--- DATASET CONTENT ---
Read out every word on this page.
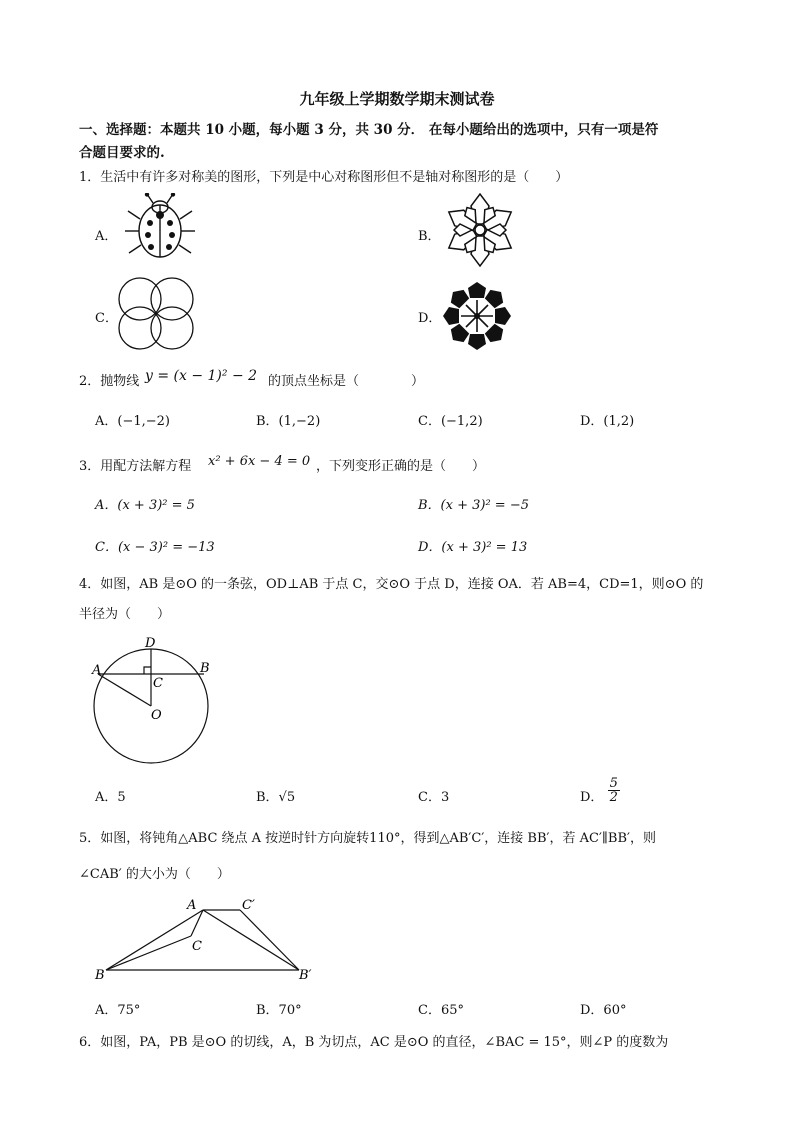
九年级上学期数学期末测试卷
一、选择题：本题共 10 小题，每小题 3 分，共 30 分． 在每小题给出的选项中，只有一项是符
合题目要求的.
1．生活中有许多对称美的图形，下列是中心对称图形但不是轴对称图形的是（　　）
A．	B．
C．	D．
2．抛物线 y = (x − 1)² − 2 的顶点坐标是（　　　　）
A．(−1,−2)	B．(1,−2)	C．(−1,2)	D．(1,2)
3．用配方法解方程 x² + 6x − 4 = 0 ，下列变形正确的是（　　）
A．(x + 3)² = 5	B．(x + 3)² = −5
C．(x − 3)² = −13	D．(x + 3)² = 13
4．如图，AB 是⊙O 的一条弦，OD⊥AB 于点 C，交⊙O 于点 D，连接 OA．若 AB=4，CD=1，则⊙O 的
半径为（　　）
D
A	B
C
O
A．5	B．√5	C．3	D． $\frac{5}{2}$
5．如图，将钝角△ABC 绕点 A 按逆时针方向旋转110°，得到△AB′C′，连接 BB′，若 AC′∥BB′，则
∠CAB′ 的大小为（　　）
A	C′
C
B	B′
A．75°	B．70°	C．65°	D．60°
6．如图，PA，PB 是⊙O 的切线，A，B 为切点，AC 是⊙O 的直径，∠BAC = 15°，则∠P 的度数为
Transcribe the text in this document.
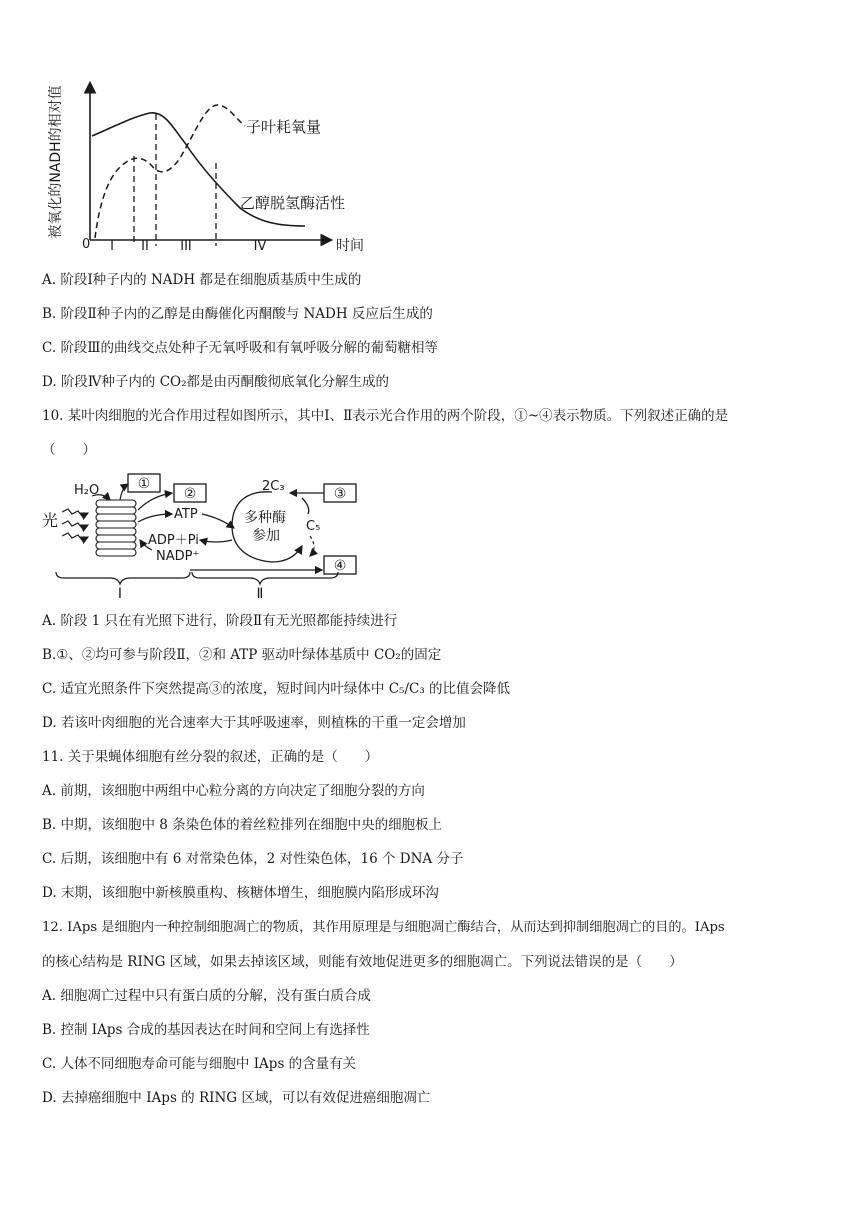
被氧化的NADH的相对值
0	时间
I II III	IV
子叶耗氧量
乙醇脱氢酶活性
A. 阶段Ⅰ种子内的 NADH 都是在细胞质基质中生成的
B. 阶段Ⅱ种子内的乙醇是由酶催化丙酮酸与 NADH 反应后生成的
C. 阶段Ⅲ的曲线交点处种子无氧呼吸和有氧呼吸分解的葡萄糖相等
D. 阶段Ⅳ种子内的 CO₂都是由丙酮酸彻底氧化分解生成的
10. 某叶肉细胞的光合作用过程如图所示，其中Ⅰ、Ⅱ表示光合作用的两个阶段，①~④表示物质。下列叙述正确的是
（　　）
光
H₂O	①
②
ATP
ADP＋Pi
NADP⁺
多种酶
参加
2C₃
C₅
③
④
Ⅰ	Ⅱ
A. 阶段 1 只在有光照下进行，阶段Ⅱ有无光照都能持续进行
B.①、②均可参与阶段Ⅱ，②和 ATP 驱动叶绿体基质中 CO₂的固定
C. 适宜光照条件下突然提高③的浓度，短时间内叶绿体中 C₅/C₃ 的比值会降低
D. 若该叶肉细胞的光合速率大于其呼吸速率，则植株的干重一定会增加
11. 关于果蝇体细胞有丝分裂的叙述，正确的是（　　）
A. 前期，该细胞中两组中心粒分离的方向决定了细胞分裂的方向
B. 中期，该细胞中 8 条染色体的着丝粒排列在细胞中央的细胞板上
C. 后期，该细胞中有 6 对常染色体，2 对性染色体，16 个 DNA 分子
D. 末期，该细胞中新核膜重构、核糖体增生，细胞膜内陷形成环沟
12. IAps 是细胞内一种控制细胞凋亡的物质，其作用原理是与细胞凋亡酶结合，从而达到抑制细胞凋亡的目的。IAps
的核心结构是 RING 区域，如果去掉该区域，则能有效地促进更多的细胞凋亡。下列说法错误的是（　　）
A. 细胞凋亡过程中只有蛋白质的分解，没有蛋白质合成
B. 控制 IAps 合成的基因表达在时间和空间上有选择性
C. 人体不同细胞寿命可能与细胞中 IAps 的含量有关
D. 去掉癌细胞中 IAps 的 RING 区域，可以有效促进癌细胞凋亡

--- WHAT THE EXERCISE ASKS ---
Output the records above exactly as they are, leaving out the pictures.

--- SOLUTION ---
Read out every word on this page.
九年级上学期数学期末测试卷
一、选择题：本题共 10 小题，每小题 3 分，共 30 分． 在每小题给出的选项中，只有一项是符
合题目要求的.
1．生活中有许多对称美的图形，下列是中心对称图形但不是轴对称图形的是（　　）
A．	B．
C．	D．
2．抛物线 y = (x − 1)² − 2 的顶点坐标是（　　　　）
A．(−1,−2)	B．(1,−2)	C．(−1,2)	D．(1,2)
3．用配方法解方程 x² + 6x − 4 = 0 ，下列变形正确的是（　　）
A．(x + 3)² = 5	B．(x + 3)² = −5
C．(x − 3)² = −13	D．(x + 3)² = 13
4．如图，AB 是⊙O 的一条弦，OD⊥AB 于点 C，交⊙O 于点 D，连接 OA．若 AB=4，CD=1，则⊙O 的
半径为（　　）
D
A	B
C
O
A．5	B．√5	C．3	D． $\frac{5}{2}$
5．如图，将钝角△ABC 绕点 A 按逆时针方向旋转110°，得到△AB′C′，连接 BB′，若 AC′∥BB′，则
∠CAB′ 的大小为（　　）
A	C′
C
B	B′
A．75°	B．70°	C．65°	D．60°
6．如图，PA，PB 是⊙O 的切线，A，B 为切点，AC 是⊙O 的直径，∠BAC = 15°，则∠P 的度数为
Transcribe the text in this document.
被氧化的NADH的相对值
0	时间
I II III	IV
子叶耗氧量
乙醇脱氢酶活性
A. 阶段Ⅰ种子内的 NADH 都是在细胞质基质中生成的
B. 阶段Ⅱ种子内的乙醇是由酶催化丙酮酸与 NADH 反应后生成的
C. 阶段Ⅲ的曲线交点处种子无氧呼吸和有氧呼吸分解的葡萄糖相等
D. 阶段Ⅳ种子内的 CO₂都是由丙酮酸彻底氧化分解生成的
10. 某叶肉细胞的光合作用过程如图所示，其中Ⅰ、Ⅱ表示光合作用的两个阶段，①~④表示物质。下列叙述正确的是
（　　）
光
H₂O	①
②
ATP
ADP＋Pi
NADP⁺
多种酶
参加
2C₃
C₅
③
④
Ⅰ	Ⅱ
A. 阶段 1 只在有光照下进行，阶段Ⅱ有无光照都能持续进行
B.①、②均可参与阶段Ⅱ，②和 ATP 驱动叶绿体基质中 CO₂的固定
C. 适宜光照条件下突然提高③的浓度，短时间内叶绿体中 C₅/C₃ 的比值会降低
D. 若该叶肉细胞的光合速率大于其呼吸速率，则植株的干重一定会增加
11. 关于果蝇体细胞有丝分裂的叙述，正确的是（　　）
A. 前期，该细胞中两组中心粒分离的方向决定了细胞分裂的方向
B. 中期，该细胞中 8 条染色体的着丝粒排列在细胞中央的细胞板上
C. 后期，该细胞中有 6 对常染色体，2 对性染色体，16 个 DNA 分子
D. 末期，该细胞中新核膜重构、核糖体增生，细胞膜内陷形成环沟
12. IAps 是细胞内一种控制细胞凋亡的物质，其作用原理是与细胞凋亡酶结合，从而达到抑制细胞凋亡的目的。IAps
的核心结构是 RING 区域，如果去掉该区域，则能有效地促进更多的细胞凋亡。下列说法错误的是（　　）
A. 细胞凋亡过程中只有蛋白质的分解，没有蛋白质合成
B. 控制 IAps 合成的基因表达在时间和空间上有选择性
C. 人体不同细胞寿命可能与细胞中 IAps 的含量有关
D. 去掉癌细胞中 IAps 的 RING 区域，可以有效促进癌细胞凋亡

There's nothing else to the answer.